Collect every line in the records below that contains the string "legend", and copy each of those lines out in full.
________________
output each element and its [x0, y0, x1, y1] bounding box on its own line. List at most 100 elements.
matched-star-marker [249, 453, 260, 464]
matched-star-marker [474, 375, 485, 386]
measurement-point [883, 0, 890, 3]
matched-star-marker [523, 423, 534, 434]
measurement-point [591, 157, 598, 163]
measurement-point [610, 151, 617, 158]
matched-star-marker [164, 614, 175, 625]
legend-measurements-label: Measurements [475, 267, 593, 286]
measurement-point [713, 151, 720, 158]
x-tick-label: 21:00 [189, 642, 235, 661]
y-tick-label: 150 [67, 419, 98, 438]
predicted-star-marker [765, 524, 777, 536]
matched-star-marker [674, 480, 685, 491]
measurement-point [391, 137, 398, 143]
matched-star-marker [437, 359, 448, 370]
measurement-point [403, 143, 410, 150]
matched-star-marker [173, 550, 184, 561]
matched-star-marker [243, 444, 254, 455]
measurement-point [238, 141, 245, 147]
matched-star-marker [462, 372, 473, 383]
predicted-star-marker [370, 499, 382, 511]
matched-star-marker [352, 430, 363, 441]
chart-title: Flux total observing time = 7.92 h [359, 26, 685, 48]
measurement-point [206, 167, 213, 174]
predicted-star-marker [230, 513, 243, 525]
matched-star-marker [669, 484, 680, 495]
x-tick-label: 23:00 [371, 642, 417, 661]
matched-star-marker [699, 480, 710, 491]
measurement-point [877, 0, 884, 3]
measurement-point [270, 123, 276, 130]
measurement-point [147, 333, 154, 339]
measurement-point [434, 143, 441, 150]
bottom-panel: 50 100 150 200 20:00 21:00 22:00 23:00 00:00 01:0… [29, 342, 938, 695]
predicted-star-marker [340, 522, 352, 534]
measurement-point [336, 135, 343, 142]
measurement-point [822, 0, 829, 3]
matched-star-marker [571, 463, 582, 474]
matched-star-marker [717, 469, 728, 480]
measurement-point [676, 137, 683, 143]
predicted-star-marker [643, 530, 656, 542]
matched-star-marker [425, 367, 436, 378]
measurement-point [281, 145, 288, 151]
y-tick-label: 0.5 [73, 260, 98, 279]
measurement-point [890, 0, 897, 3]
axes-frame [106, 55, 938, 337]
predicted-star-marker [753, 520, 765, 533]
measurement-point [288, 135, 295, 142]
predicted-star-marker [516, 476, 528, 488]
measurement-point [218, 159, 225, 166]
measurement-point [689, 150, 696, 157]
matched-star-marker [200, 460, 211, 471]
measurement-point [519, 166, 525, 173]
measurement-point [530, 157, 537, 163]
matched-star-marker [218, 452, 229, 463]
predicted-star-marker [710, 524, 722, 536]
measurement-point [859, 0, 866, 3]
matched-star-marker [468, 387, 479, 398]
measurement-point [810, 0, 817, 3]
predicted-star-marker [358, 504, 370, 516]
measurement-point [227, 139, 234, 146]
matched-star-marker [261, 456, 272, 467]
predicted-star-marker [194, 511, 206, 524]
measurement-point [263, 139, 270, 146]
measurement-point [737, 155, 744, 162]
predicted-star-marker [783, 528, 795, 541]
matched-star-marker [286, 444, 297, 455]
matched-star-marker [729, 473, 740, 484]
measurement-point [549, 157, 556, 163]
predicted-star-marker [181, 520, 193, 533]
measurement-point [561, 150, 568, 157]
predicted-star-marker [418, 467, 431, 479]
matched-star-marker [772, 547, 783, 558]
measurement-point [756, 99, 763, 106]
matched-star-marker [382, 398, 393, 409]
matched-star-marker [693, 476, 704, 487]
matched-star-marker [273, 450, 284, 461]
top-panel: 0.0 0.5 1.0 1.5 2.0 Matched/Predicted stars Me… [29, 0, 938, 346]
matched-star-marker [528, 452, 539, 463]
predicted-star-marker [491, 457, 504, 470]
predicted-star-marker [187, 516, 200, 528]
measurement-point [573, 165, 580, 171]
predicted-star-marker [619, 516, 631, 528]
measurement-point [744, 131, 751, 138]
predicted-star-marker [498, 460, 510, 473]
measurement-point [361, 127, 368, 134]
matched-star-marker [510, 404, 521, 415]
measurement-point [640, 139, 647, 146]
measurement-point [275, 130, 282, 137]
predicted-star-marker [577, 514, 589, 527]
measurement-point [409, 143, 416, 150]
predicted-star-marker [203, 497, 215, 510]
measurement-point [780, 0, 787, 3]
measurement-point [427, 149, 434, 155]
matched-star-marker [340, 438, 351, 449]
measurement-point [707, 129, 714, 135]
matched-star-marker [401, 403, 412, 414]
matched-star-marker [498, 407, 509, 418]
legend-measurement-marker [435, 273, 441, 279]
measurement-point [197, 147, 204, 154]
________________
● **SOLUTION**:
legend-measurements-label: Measurements [475, 267, 593, 286]
legend-measurement-marker [435, 273, 441, 279]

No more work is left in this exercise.